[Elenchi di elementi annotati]
^^^^^^^^^^^^^^^^

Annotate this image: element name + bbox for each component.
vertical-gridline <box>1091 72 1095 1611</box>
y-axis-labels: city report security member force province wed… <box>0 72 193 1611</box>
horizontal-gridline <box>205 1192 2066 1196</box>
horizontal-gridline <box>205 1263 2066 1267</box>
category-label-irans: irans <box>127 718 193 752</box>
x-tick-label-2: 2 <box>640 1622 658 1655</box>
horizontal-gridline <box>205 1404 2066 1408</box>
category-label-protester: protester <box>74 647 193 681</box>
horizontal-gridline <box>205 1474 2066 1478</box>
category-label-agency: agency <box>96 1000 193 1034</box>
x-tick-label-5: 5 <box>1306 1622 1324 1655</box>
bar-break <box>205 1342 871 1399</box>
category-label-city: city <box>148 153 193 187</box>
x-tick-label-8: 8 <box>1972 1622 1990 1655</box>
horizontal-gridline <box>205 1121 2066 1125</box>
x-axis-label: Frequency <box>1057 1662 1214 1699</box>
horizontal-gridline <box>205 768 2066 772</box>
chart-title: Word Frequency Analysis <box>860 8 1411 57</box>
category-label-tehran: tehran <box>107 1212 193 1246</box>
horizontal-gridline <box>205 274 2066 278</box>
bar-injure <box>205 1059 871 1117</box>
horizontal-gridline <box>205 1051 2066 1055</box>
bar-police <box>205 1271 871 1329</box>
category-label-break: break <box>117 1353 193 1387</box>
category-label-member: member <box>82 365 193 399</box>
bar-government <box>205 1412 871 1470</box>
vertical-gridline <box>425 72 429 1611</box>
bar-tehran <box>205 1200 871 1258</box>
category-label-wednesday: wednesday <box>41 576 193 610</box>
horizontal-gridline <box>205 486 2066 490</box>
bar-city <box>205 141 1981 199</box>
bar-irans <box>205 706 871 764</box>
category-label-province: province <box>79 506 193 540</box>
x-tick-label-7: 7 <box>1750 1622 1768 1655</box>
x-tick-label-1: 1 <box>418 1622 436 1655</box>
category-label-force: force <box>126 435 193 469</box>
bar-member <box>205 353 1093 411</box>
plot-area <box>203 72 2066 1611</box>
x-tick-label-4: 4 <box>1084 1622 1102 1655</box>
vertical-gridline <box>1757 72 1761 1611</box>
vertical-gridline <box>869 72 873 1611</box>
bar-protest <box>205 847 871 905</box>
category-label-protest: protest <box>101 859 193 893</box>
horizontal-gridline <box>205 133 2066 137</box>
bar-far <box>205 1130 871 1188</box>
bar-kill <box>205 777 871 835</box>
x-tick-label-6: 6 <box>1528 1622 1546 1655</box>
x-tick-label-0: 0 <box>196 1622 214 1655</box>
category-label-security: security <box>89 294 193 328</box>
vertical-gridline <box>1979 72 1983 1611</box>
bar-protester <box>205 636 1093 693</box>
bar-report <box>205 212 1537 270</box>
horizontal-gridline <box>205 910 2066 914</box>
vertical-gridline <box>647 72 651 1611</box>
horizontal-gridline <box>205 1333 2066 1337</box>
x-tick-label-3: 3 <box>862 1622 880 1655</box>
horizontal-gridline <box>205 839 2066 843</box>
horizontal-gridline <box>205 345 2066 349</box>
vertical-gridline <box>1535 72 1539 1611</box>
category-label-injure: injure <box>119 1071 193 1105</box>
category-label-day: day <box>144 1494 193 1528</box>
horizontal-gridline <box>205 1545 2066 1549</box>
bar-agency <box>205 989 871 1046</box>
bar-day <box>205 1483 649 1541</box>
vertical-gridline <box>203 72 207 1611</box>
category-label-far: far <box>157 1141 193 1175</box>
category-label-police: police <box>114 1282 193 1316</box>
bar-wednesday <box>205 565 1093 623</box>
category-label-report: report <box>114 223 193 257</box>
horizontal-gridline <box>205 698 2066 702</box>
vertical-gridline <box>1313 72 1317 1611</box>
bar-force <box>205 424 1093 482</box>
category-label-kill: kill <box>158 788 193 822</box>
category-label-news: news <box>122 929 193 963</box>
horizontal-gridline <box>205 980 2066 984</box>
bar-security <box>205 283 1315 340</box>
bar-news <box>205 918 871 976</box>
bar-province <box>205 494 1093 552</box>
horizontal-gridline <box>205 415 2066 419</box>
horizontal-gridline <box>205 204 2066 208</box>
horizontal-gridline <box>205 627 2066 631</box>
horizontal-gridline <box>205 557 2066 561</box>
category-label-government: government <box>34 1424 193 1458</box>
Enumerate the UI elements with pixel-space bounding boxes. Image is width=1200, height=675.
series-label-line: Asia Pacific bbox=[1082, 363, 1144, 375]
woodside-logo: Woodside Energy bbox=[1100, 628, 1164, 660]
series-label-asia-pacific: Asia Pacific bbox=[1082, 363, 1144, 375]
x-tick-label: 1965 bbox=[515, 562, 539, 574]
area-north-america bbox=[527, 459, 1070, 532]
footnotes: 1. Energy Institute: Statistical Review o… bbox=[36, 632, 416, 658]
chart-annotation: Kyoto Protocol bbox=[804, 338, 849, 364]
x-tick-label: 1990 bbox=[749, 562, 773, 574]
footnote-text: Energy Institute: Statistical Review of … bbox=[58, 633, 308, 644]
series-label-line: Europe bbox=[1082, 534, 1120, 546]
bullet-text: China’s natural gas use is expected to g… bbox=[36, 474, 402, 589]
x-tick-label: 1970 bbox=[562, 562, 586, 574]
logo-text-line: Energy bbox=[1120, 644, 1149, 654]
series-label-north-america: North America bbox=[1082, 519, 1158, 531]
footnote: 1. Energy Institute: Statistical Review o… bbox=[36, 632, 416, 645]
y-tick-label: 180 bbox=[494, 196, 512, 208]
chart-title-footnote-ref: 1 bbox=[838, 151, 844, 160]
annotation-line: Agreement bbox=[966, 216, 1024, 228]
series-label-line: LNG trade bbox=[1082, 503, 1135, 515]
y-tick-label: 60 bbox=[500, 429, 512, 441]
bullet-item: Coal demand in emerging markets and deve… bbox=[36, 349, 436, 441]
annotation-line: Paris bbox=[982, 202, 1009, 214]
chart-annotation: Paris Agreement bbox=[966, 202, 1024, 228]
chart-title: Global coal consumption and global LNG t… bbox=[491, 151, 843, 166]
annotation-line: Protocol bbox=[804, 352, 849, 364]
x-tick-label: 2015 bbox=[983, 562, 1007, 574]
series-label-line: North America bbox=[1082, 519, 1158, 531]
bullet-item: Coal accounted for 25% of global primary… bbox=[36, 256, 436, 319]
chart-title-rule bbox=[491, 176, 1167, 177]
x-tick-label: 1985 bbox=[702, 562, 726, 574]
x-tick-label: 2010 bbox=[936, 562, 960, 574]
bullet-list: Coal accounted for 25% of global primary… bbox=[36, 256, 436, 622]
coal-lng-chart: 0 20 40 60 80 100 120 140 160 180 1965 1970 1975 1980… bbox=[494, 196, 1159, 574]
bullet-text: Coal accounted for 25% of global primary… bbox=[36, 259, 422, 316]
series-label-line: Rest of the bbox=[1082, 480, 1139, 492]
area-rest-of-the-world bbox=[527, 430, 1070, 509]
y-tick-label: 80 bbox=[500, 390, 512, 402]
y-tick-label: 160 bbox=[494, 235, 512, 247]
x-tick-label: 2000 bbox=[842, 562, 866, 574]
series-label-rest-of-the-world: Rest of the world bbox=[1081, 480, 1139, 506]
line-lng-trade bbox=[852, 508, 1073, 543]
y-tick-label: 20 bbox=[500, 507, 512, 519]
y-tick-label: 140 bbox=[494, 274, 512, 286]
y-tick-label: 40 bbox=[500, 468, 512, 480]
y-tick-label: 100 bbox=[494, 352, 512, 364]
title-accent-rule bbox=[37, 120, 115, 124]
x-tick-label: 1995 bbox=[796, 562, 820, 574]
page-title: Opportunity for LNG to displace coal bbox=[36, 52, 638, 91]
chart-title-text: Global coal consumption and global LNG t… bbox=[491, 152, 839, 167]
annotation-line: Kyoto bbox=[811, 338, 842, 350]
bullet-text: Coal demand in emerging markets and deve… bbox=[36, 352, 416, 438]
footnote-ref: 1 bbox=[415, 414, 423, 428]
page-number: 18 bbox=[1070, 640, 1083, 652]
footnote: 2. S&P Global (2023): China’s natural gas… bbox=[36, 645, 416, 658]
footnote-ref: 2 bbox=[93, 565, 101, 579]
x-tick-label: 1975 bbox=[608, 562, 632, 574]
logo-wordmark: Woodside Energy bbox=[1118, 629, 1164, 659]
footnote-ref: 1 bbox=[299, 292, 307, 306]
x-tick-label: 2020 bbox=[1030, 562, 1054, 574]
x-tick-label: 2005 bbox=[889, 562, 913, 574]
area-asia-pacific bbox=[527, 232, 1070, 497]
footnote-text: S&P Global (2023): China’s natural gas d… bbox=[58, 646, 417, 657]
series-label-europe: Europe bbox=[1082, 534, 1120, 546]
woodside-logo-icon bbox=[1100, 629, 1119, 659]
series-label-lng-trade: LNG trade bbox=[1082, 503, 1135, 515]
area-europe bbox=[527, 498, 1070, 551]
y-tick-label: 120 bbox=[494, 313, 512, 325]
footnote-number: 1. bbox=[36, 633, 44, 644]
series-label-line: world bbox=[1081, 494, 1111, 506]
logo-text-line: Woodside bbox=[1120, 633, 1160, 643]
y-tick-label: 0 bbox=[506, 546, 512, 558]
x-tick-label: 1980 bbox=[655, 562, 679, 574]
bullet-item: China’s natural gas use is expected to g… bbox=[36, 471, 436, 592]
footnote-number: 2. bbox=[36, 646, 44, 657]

^^^^^^^^^^^^^^^^

> **OBIETTIVO**
Trasforma in una tabella Markdown con le colonne N. e Riga le voci dall'inizio fino alla riga che contiene "category-label-irans: irans <box>127", quest'ultima compresa. Tralascia le righe vuote.

> **RISPOSTA**
| N. | Riga |
|---|---|
| 1 | Annotate this image: element name + bbox for each component. |
| 2 | vertical-gridline <box>1091 72 1095 1611</box> |
| 3 | y-axis-labels: city report security member force province wed… <box>0 72 193 1611</box> |
| 4 | horizontal-gridline <box>205 1192 2066 1196</box> |
| 5 | horizontal-gridline <box>205 1263 2066 1267</box> |
| 6 | category-label-irans: irans <box>127 718 193 752</box> |